Exercise brief: Filter the listing and keep only the lines with the word "different".

· · · ·

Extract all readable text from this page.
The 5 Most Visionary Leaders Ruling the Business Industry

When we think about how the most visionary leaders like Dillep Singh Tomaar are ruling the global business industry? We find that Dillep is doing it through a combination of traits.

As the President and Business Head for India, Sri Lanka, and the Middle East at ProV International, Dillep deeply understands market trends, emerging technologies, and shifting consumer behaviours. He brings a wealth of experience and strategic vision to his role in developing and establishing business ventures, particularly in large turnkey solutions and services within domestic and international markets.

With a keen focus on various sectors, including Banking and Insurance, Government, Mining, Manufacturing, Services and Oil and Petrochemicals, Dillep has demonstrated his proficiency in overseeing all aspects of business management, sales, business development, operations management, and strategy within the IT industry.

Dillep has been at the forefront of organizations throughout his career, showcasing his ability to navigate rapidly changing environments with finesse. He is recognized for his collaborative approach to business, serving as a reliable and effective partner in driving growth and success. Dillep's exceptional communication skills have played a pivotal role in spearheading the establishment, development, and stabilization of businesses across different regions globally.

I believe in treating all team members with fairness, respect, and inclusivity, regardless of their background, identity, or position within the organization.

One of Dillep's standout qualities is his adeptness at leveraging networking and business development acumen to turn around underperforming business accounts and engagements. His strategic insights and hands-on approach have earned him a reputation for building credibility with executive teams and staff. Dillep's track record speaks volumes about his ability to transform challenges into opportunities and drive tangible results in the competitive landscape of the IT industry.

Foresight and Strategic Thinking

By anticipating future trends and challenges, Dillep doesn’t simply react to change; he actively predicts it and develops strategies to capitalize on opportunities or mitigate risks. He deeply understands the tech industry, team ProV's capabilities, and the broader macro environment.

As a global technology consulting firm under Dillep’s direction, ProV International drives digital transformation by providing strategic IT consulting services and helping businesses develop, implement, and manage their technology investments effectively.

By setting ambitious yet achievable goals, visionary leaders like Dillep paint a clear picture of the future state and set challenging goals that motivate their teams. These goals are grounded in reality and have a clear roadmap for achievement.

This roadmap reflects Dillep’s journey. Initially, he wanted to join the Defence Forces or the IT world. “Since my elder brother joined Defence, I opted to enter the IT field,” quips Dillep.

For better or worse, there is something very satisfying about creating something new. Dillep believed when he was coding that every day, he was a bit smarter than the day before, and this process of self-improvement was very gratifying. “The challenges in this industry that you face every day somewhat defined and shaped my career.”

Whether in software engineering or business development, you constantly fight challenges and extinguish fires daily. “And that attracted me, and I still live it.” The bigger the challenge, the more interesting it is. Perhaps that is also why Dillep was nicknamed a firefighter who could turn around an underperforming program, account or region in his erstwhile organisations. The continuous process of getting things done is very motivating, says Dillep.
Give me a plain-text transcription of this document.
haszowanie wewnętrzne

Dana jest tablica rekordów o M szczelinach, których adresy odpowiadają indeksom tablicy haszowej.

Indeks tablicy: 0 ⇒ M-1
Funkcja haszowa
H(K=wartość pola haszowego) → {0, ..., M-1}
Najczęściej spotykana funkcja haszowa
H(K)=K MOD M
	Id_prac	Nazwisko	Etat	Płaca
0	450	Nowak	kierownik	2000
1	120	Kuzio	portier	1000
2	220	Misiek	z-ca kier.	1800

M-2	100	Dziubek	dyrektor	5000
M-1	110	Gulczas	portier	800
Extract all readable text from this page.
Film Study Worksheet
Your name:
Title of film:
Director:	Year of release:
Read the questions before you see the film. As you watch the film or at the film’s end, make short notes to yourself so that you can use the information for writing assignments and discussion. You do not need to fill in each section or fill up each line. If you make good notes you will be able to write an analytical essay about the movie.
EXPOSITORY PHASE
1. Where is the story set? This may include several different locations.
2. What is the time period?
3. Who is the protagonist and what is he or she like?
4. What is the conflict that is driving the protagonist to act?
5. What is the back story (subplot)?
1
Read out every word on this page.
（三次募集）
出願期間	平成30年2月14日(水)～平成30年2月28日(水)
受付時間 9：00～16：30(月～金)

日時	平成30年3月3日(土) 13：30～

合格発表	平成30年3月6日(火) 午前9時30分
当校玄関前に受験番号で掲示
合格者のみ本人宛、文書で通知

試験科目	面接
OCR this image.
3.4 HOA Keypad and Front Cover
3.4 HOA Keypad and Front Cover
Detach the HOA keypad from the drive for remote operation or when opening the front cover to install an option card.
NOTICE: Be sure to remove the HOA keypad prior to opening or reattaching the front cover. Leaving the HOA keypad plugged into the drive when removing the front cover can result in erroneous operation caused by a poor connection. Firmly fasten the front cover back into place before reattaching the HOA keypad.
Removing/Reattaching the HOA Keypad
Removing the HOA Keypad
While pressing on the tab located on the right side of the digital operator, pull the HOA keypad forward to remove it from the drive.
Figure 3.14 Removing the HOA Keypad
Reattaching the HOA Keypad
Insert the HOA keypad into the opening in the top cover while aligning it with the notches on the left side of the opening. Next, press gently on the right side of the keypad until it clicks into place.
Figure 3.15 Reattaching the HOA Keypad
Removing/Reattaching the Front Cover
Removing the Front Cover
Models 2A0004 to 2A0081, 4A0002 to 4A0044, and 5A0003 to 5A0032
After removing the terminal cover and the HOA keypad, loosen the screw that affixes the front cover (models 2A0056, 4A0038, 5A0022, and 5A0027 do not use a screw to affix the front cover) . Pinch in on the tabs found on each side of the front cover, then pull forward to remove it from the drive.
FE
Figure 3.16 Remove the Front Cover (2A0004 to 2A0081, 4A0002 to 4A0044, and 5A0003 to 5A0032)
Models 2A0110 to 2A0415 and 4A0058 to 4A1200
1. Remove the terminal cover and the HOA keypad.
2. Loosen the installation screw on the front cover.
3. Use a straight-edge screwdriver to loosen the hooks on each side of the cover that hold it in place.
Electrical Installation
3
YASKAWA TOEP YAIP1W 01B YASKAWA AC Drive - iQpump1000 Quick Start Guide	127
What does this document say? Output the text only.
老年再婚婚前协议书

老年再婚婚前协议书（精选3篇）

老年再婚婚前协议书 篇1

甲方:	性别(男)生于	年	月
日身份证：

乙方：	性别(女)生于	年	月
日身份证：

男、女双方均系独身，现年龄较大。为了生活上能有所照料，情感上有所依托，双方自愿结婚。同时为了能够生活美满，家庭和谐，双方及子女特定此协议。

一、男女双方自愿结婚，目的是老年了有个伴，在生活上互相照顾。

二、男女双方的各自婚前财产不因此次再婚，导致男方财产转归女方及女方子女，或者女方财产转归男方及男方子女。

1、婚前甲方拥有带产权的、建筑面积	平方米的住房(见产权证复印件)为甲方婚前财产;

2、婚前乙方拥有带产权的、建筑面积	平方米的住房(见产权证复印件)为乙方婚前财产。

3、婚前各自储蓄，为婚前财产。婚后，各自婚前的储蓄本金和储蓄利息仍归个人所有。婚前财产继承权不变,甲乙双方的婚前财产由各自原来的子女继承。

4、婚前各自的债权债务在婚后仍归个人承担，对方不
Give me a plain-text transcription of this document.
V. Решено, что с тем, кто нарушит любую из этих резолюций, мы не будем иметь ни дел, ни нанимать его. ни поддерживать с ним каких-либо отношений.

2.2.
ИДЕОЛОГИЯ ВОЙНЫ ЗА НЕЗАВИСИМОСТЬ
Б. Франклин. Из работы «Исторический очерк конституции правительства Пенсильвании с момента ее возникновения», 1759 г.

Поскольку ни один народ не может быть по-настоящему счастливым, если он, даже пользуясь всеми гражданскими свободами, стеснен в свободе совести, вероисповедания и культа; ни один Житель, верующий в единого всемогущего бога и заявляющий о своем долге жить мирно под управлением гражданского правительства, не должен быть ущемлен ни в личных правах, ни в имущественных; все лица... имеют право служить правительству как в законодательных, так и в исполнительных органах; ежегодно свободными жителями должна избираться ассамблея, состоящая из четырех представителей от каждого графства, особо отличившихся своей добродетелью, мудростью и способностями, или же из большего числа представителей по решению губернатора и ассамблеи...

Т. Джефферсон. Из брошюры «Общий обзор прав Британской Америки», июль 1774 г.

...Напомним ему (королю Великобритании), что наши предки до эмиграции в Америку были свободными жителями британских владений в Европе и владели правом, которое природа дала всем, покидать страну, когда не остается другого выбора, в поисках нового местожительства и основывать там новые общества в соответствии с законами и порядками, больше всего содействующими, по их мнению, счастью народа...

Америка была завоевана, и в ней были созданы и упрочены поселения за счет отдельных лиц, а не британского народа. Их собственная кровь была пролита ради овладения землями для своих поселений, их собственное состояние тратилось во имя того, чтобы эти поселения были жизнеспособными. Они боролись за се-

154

· · · ·

The answer:
Dillep has been at the forefront of organizations throughout his career, showcasing his ability to navigate rapidly changing environments with finesse. He is recognized for his collaborative approach to business, serving as a reliable and effective partner in driving growth and success. Dillep's exceptional communication skills have played a pivotal role in spearheading the establishment, development, and stabilization of businesses across different regions globally.
1. Where is the story set? This may include several different locations.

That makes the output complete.